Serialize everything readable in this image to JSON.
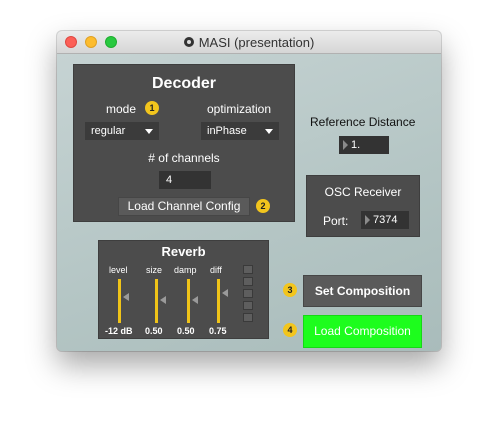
{
  "window": {
    "title": "MASI (presentation)",
    "icon": "max-patch-icon"
  },
  "decoder": {
    "title": "Decoder",
    "mode_label": "mode",
    "mode_badge": "1",
    "mode_value": "regular",
    "optimization_label": "optimization",
    "optimization_value": "inPhase",
    "channels_label": "# of channels",
    "channels_value": "4",
    "load_config_label": "Load Channel Config",
    "load_config_badge": "2"
  },
  "reference": {
    "label": "Reference Distance",
    "value": "1."
  },
  "osc": {
    "title": "OSC Receiver",
    "port_label": "Port:",
    "port_value": "7374"
  },
  "reverb": {
    "title": "Reverb",
    "params": [
      {
        "label": "level",
        "value": "-12 dB",
        "level": 0.55
      },
      {
        "label": "size",
        "value": "0.50",
        "level": 0.5
      },
      {
        "label": "damp",
        "value": "0.50",
        "level": 0.5
      },
      {
        "label": "diff",
        "value": "0.75",
        "level": 0.75
      }
    ]
  },
  "actions": {
    "set_badge": "3",
    "set_label": "Set Composition",
    "load_badge": "4",
    "load_label": "Load Composition"
  },
  "colors": {
    "accent_yellow": "#f2c51d",
    "load_green": "#1dfd1d",
    "panel": "#4c4c4c"
  }
}
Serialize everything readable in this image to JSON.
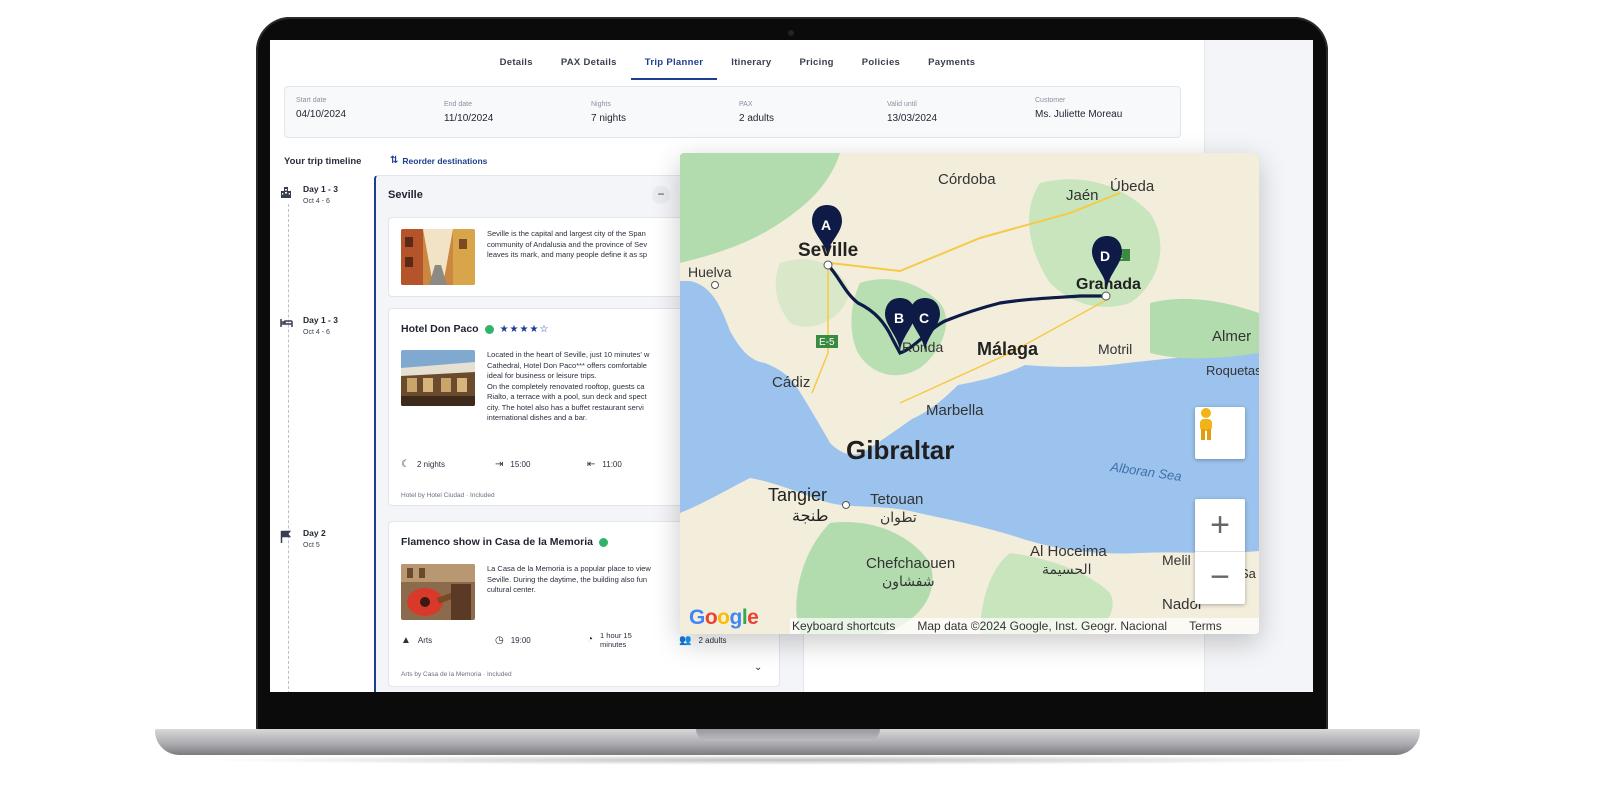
{
  "tabs": [
    {
      "label": "Details",
      "active": false
    },
    {
      "label": "PAX Details",
      "active": false
    },
    {
      "label": "Trip Planner",
      "active": true
    },
    {
      "label": "Itinerary",
      "active": false
    },
    {
      "label": "Pricing",
      "active": false
    },
    {
      "label": "Policies",
      "active": false
    },
    {
      "label": "Payments",
      "active": false
    }
  ],
  "summary": {
    "start_label": "Start date",
    "start_value": "04/10/2024",
    "end_label": "End date",
    "end_value": "11/10/2024",
    "nights_label": "Nights",
    "nights_value": "7 nights",
    "pax_label": "PAX",
    "pax_value": "2 adults",
    "valid_label": "Valid until",
    "valid_value": "13/03/2024",
    "customer_label": "Customer",
    "customer_value": "Ms. Juliette Moreau"
  },
  "timeline": {
    "title": "Your trip timeline",
    "reorder_label": "Reorder destinations",
    "days": [
      {
        "range": "Day 1 - 3",
        "dates": "Oct 4 - 6",
        "icon": "city-icon"
      },
      {
        "range": "Day 1 - 3",
        "dates": "Oct 4 - 6",
        "icon": "bed-icon"
      },
      {
        "range": "Day 2",
        "dates": "Oct 5",
        "icon": "flag-icon"
      }
    ]
  },
  "destination": {
    "name": "Seville",
    "collapse_symbol": "−",
    "intro": "Seville is the capital and largest city of the Span\ncommunity of Andalusia and the province of Sev\nleaves its mark, and many people define it as sp"
  },
  "hotel": {
    "name": "Hotel Don Paco",
    "stars": "★★★★☆",
    "rating": 4,
    "description": "Located in the heart of Seville, just 10 minutes' w\nCathedral, Hotel Don Paco*** offers comfortable\nideal for business or leisure trips.\nOn the completely renovated rooftop, guests ca\nRialto, a terrace with a pool, sun deck and spect\ncity. The hotel also has a buffet restaurant servi\ninternational dishes and a bar.",
    "nights": "2 nights",
    "checkin": "15:00",
    "checkout": "11:00",
    "provider": "Hotel by Hotel Ciudad",
    "included": "Included"
  },
  "activity": {
    "name": "Flamenco show in Casa de la Memoria",
    "description": "La Casa de la Memoria is a popular place to view\nSeville. During the daytime, the building also fun\ncultural center.",
    "category": "Arts",
    "time": "19:00",
    "duration": "1 hour 15\nminutes",
    "pax": "2 adults",
    "provider": "Arts by Casa de la Memoria",
    "included": "Included"
  },
  "map": {
    "labels": {
      "cordoba": "Córdoba",
      "jaen": "Jaén",
      "ubeda": "Úbeda",
      "seville": "Seville",
      "huelva": "Huelva",
      "granada": "Granada",
      "malaga": "Málaga",
      "motril": "Motril",
      "almeria": "Almer",
      "roquetas": "Roquetas\nde Mar",
      "cadiz": "Cádiz",
      "marbella": "Marbella",
      "gibraltar": "Gibraltar",
      "alboran": "Alboran Sea",
      "tangier": "Tangier",
      "tangier_ar": "طنجة",
      "tetouan": "Tetouan",
      "tetouan_ar": "تطوان",
      "chefchaouen": "Chefchaouen",
      "chefchaouen_ar": "شفشاون",
      "alhoceima": "Al Hoceima",
      "alhoceima_ar": "الحسيمة",
      "melilla": "Melil",
      "melilla_ar": "Sa",
      "nador": "Nador",
      "ronda": "Ronda",
      "e5": "E-5",
      "e902": "E"
    },
    "markers": [
      "A",
      "B",
      "C",
      "D"
    ],
    "footer": {
      "keyboard": "Keyboard shortcuts",
      "mapdata": "Map data ©2024 Google, Inst. Geogr. Nacional",
      "terms": "Terms"
    },
    "logo": "Google",
    "zoom_in": "+",
    "zoom_out": "−",
    "colors": {
      "water": "#9cc3ee",
      "land": "#f4efe0",
      "green": "#a8d9a5",
      "route": "#0f1b47"
    }
  }
}
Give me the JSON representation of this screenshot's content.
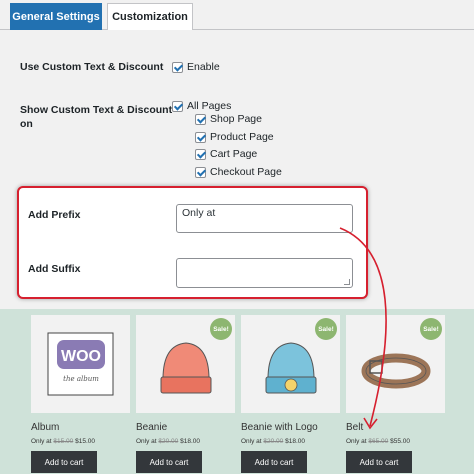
{
  "tabs": [
    {
      "label": "General Settings",
      "active": true
    },
    {
      "label": "Customization",
      "active": false
    }
  ],
  "settings": {
    "use_custom": {
      "label": "Use Custom Text & Discount",
      "option": "Enable"
    },
    "show_custom": {
      "label_line1": "Show Custom Text & Discount",
      "label_line2": "on",
      "all_pages": "All Pages",
      "pages": [
        "Shop Page",
        "Product Page",
        "Cart Page",
        "Checkout Page"
      ]
    },
    "prefix": {
      "label": "Add Prefix",
      "value": "Only at"
    },
    "suffix": {
      "label": "Add Suffix",
      "value": ""
    }
  },
  "products": [
    {
      "name": "Album",
      "prefix": "Only at",
      "old_price": "$15.00",
      "new_price": "$15.00",
      "sale": false,
      "button": "Add to cart"
    },
    {
      "name": "Beanie",
      "prefix": "Only at",
      "old_price": "$20.00",
      "new_price": "$18.00",
      "sale": true,
      "button": "Add to cart"
    },
    {
      "name": "Beanie with Logo",
      "prefix": "Only at",
      "old_price": "$20.00",
      "new_price": "$18.00",
      "sale": true,
      "button": "Add to cart"
    },
    {
      "name": "Belt",
      "prefix": "Only at",
      "old_price": "$65.00",
      "new_price": "$55.00",
      "sale": true,
      "button": "Add to cart"
    }
  ],
  "sale_badge": "Sale!",
  "album_logo": "WOO",
  "album_caption": "the album",
  "colors": {
    "accent": "#2271b1",
    "highlight": "#d6202f",
    "shop_bg": "#cfe2d9",
    "sale": "#8db670"
  }
}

□ □ □

## Short exercise
Every record must be copied exactly, with images dropped from the result.

## Task solution
Serialize everything readable in this image to JSON.
{
  "window": {
    "title": "MASI (presentation)",
    "icon": "max-patch-icon"
  },
  "decoder": {
    "title": "Decoder",
    "mode_label": "mode",
    "mode_badge": "1",
    "mode_value": "regular",
    "optimization_label": "optimization",
    "optimization_value": "inPhase",
    "channels_label": "# of channels",
    "channels_value": "4",
    "load_config_label": "Load Channel Config",
    "load_config_badge": "2"
  },
  "reference": {
    "label": "Reference Distance",
    "value": "1."
  },
  "osc": {
    "title": "OSC Receiver",
    "port_label": "Port:",
    "port_value": "7374"
  },
  "reverb": {
    "title": "Reverb",
    "params": [
      {
        "label": "level",
        "value": "-12 dB",
        "level": 0.55
      },
      {
        "label": "size",
        "value": "0.50",
        "level": 0.5
      },
      {
        "label": "damp",
        "value": "0.50",
        "level": 0.5
      },
      {
        "label": "diff",
        "value": "0.75",
        "level": 0.75
      }
    ]
  },
  "actions": {
    "set_badge": "3",
    "set_label": "Set Composition",
    "load_badge": "4",
    "load_label": "Load Composition"
  },
  "colors": {
    "accent_yellow": "#f2c51d",
    "load_green": "#1dfd1d",
    "panel": "#4c4c4c"
  }
}
Serialize everything readable in this image to JSON.
{
  "tabs": [
    {
      "label": "Details",
      "active": false
    },
    {
      "label": "PAX Details",
      "active": false
    },
    {
      "label": "Trip Planner",
      "active": true
    },
    {
      "label": "Itinerary",
      "active": false
    },
    {
      "label": "Pricing",
      "active": false
    },
    {
      "label": "Policies",
      "active": false
    },
    {
      "label": "Payments",
      "active": false
    }
  ],
  "summary": {
    "start_label": "Start date",
    "start_value": "04/10/2024",
    "end_label": "End date",
    "end_value": "11/10/2024",
    "nights_label": "Nights",
    "nights_value": "7 nights",
    "pax_label": "PAX",
    "pax_value": "2 adults",
    "valid_label": "Valid until",
    "valid_value": "13/03/2024",
    "customer_label": "Customer",
    "customer_value": "Ms. Juliette Moreau"
  },
  "timeline": {
    "title": "Your trip timeline",
    "reorder_label": "Reorder destinations",
    "days": [
      {
        "range": "Day 1 - 3",
        "dates": "Oct 4 - 6",
        "icon": "city-icon"
      },
      {
        "range": "Day 1 - 3",
        "dates": "Oct 4 - 6",
        "icon": "bed-icon"
      },
      {
        "range": "Day 2",
        "dates": "Oct 5",
        "icon": "flag-icon"
      }
    ]
  },
  "destination": {
    "name": "Seville",
    "collapse_symbol": "−",
    "intro": "Seville is the capital and largest city of the Span\ncommunity of Andalusia and the province of Sev\nleaves its mark, and many people define it as sp"
  },
  "hotel": {
    "name": "Hotel Don Paco",
    "stars": "★★★★☆",
    "rating": 4,
    "description": "Located in the heart of Seville, just 10 minutes' w\nCathedral, Hotel Don Paco*** offers comfortable\nideal for business or leisure trips.\nOn the completely renovated rooftop, guests ca\nRialto, a terrace with a pool, sun deck and spect\ncity. The hotel also has a buffet restaurant servi\ninternational dishes and a bar.",
    "nights": "2 nights",
    "checkin": "15:00",
    "checkout": "11:00",
    "provider": "Hotel by Hotel Ciudad",
    "included": "Included"
  },
  "activity": {
    "name": "Flamenco show in Casa de la Memoria",
    "description": "La Casa de la Memoria is a popular place to view\nSeville. During the daytime, the building also fun\ncultural center.",
    "category": "Arts",
    "time": "19:00",
    "duration": "1 hour 15\nminutes",
    "pax": "2 adults",
    "provider": "Arts by Casa de la Memoria",
    "included": "Included"
  },
  "map": {
    "labels": {
      "cordoba": "Córdoba",
      "jaen": "Jaén",
      "ubeda": "Úbeda",
      "seville": "Seville",
      "huelva": "Huelva",
      "granada": "Granada",
      "malaga": "Málaga",
      "motril": "Motril",
      "almeria": "Almer",
      "roquetas": "Roquetas\nde Mar",
      "cadiz": "Cádiz",
      "marbella": "Marbella",
      "gibraltar": "Gibraltar",
      "alboran": "Alboran Sea",
      "tangier": "Tangier",
      "tangier_ar": "طنجة",
      "tetouan": "Tetouan",
      "tetouan_ar": "تطوان",
      "chefchaouen": "Chefchaouen",
      "chefchaouen_ar": "شفشاون",
      "alhoceima": "Al Hoceima",
      "alhoceima_ar": "الحسيمة",
      "melilla": "Melil",
      "melilla_ar": "Sa",
      "nador": "Nador",
      "ronda": "Ronda",
      "e5": "E-5",
      "e902": "E"
    },
    "markers": [
      "A",
      "B",
      "C",
      "D"
    ],
    "footer": {
      "keyboard": "Keyboard shortcuts",
      "mapdata": "Map data ©2024 Google, Inst. Geogr. Nacional",
      "terms": "Terms"
    },
    "logo": "Google",
    "zoom_in": "+",
    "zoom_out": "−",
    "colors": {
      "water": "#9cc3ee",
      "land": "#f4efe0",
      "green": "#a8d9a5",
      "route": "#0f1b47"
    }
  }
}
Give me the JSON representation of this screenshot's content.
{
  "tabs": [
    {
      "label": "General Settings",
      "active": true
    },
    {
      "label": "Customization",
      "active": false
    }
  ],
  "settings": {
    "use_custom": {
      "label": "Use Custom Text & Discount",
      "option": "Enable"
    },
    "show_custom": {
      "label_line1": "Show Custom Text & Discount",
      "label_line2": "on",
      "all_pages": "All Pages",
      "pages": [
        "Shop Page",
        "Product Page",
        "Cart Page",
        "Checkout Page"
      ]
    },
    "prefix": {
      "label": "Add Prefix",
      "value": "Only at"
    },
    "suffix": {
      "label": "Add Suffix",
      "value": ""
    }
  },
  "products": [
    {
      "name": "Album",
      "prefix": "Only at",
      "old_price": "$15.00",
      "new_price": "$15.00",
      "sale": false,
      "button": "Add to cart"
    },
    {
      "name": "Beanie",
      "prefix": "Only at",
      "old_price": "$20.00",
      "new_price": "$18.00",
      "sale": true,
      "button": "Add to cart"
    },
    {
      "name": "Beanie with Logo",
      "prefix": "Only at",
      "old_price": "$20.00",
      "new_price": "$18.00",
      "sale": true,
      "button": "Add to cart"
    },
    {
      "name": "Belt",
      "prefix": "Only at",
      "old_price": "$65.00",
      "new_price": "$55.00",
      "sale": true,
      "button": "Add to cart"
    }
  ],
  "sale_badge": "Sale!",
  "album_logo": "WOO",
  "album_caption": "the album",
  "colors": {
    "accent": "#2271b1",
    "highlight": "#d6202f",
    "shop_bg": "#cfe2d9",
    "sale": "#8db670"
  }
}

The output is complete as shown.